::: Data entries :::
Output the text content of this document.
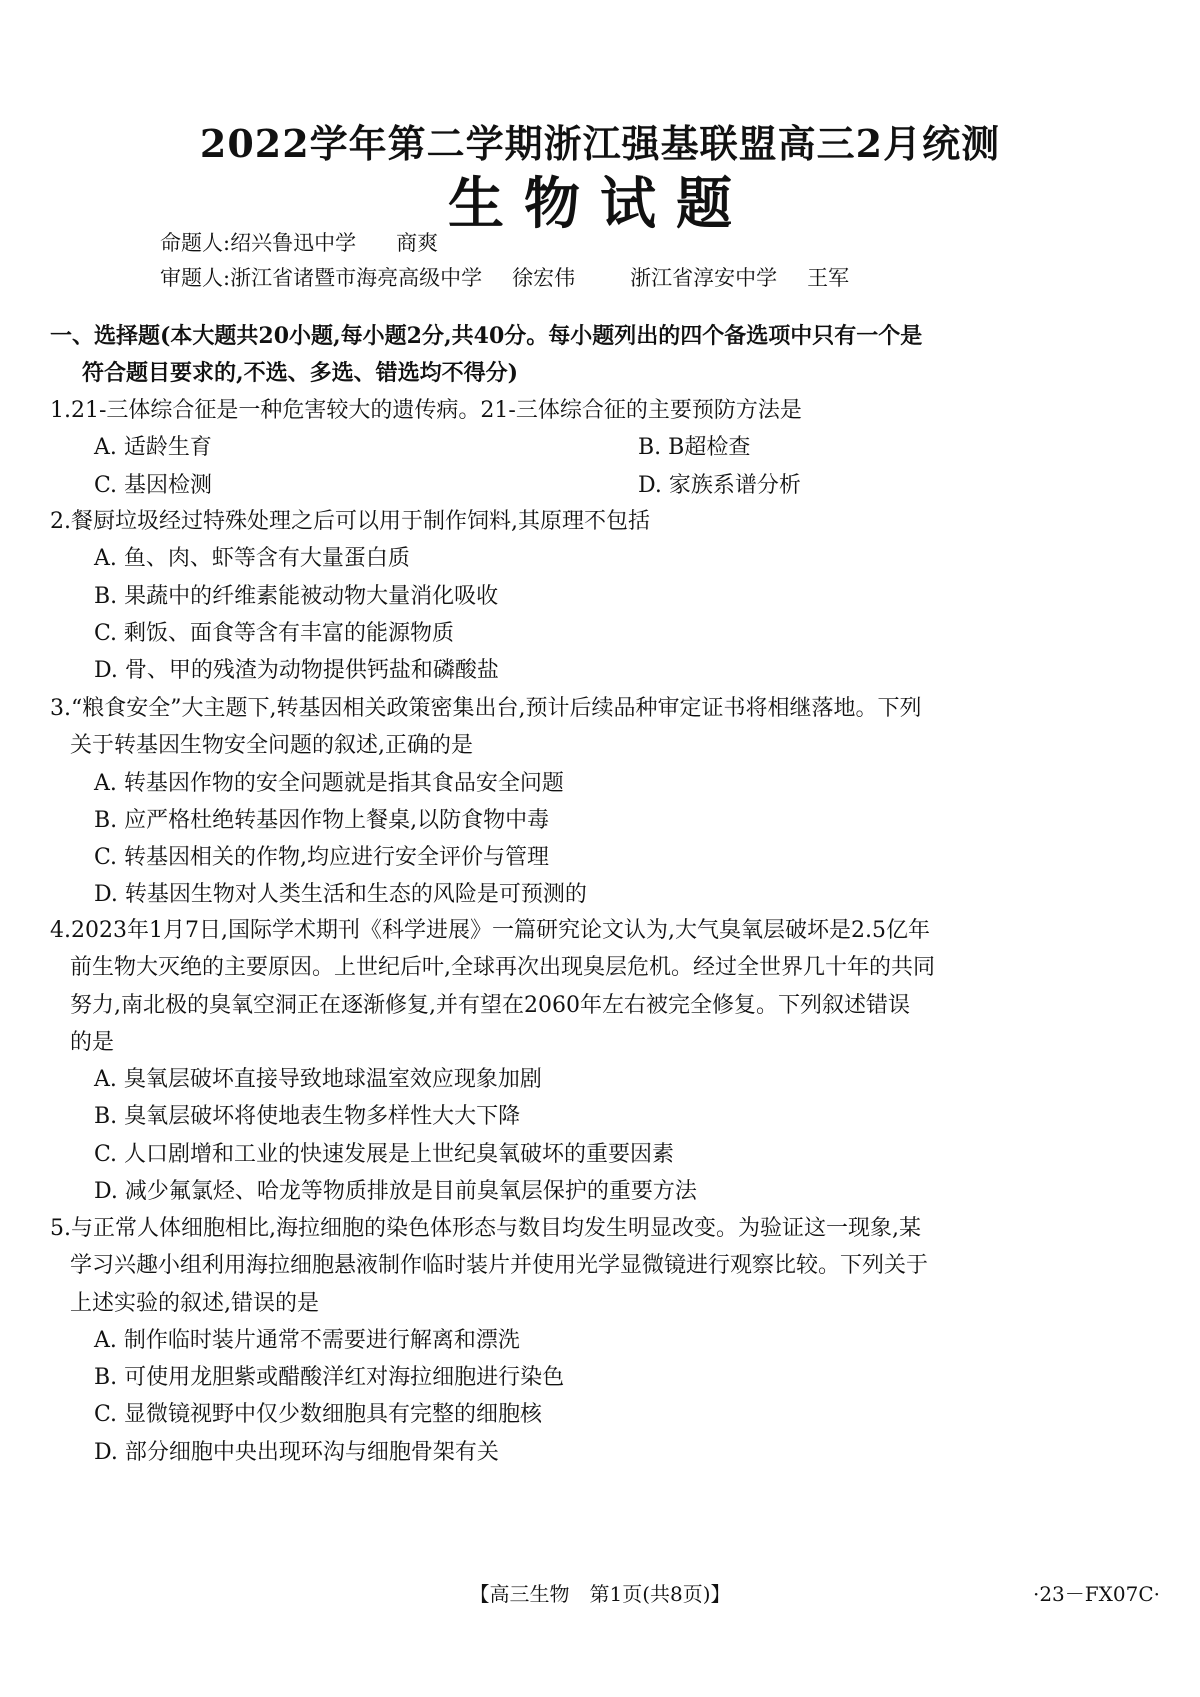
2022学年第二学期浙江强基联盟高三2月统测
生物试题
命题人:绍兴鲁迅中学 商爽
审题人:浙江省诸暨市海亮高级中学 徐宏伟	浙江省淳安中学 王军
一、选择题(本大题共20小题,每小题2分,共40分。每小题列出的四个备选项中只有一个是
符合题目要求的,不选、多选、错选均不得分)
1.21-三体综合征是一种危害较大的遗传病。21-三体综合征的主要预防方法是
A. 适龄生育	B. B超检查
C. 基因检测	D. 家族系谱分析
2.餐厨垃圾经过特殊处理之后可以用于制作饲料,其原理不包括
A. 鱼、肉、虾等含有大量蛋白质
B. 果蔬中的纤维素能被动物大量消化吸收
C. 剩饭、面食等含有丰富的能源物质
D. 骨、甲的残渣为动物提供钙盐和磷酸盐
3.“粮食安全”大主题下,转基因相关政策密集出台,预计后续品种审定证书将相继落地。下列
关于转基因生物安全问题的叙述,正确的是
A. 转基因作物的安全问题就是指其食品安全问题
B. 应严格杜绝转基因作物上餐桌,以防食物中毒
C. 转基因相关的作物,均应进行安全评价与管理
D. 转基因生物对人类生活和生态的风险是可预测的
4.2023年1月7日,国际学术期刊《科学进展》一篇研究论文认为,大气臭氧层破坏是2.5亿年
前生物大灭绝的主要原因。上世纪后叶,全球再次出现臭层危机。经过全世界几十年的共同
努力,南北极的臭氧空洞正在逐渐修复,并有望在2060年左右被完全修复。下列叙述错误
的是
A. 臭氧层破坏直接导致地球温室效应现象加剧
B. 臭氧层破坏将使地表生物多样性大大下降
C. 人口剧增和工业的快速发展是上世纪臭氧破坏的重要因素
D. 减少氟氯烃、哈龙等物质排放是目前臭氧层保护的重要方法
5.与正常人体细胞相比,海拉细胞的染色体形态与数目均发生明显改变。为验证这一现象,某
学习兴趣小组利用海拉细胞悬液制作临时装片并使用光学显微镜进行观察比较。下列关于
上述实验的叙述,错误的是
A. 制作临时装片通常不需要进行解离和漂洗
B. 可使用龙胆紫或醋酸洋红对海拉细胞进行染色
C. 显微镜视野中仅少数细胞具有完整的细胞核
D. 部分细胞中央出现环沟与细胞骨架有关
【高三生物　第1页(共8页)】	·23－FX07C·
:::
** Goal **
Return the listing above unchanged, apart from dropping its pictures.

** Exercise answer **
Output the text content of this document.
2022学年第二学期浙江强基联盟高三2月统测
生物试题
命题人:绍兴鲁迅中学 商爽
审题人:浙江省诸暨市海亮高级中学 徐宏伟	浙江省淳安中学 王军
一、选择题(本大题共20小题,每小题2分,共40分。每小题列出的四个备选项中只有一个是
符合题目要求的,不选、多选、错选均不得分)
1.21-三体综合征是一种危害较大的遗传病。21-三体综合征的主要预防方法是
A. 适龄生育	B. B超检查
C. 基因检测	D. 家族系谱分析
2.餐厨垃圾经过特殊处理之后可以用于制作饲料,其原理不包括
A. 鱼、肉、虾等含有大量蛋白质
B. 果蔬中的纤维素能被动物大量消化吸收
C. 剩饭、面食等含有丰富的能源物质
D. 骨、甲的残渣为动物提供钙盐和磷酸盐
3.“粮食安全”大主题下,转基因相关政策密集出台,预计后续品种审定证书将相继落地。下列
关于转基因生物安全问题的叙述,正确的是
A. 转基因作物的安全问题就是指其食品安全问题
B. 应严格杜绝转基因作物上餐桌,以防食物中毒
C. 转基因相关的作物,均应进行安全评价与管理
D. 转基因生物对人类生活和生态的风险是可预测的
4.2023年1月7日,国际学术期刊《科学进展》一篇研究论文认为,大气臭氧层破坏是2.5亿年
前生物大灭绝的主要原因。上世纪后叶,全球再次出现臭层危机。经过全世界几十年的共同
努力,南北极的臭氧空洞正在逐渐修复,并有望在2060年左右被完全修复。下列叙述错误
的是
A. 臭氧层破坏直接导致地球温室效应现象加剧
B. 臭氧层破坏将使地表生物多样性大大下降
C. 人口剧增和工业的快速发展是上世纪臭氧破坏的重要因素
D. 减少氟氯烃、哈龙等物质排放是目前臭氧层保护的重要方法
5.与正常人体细胞相比,海拉细胞的染色体形态与数目均发生明显改变。为验证这一现象,某
学习兴趣小组利用海拉细胞悬液制作临时装片并使用光学显微镜进行观察比较。下列关于
上述实验的叙述,错误的是
A. 制作临时装片通常不需要进行解离和漂洗
B. 可使用龙胆紫或醋酸洋红对海拉细胞进行染色
C. 显微镜视野中仅少数细胞具有完整的细胞核
D. 部分细胞中央出现环沟与细胞骨架有关
【高三生物　第1页(共8页)】	·23－FX07C·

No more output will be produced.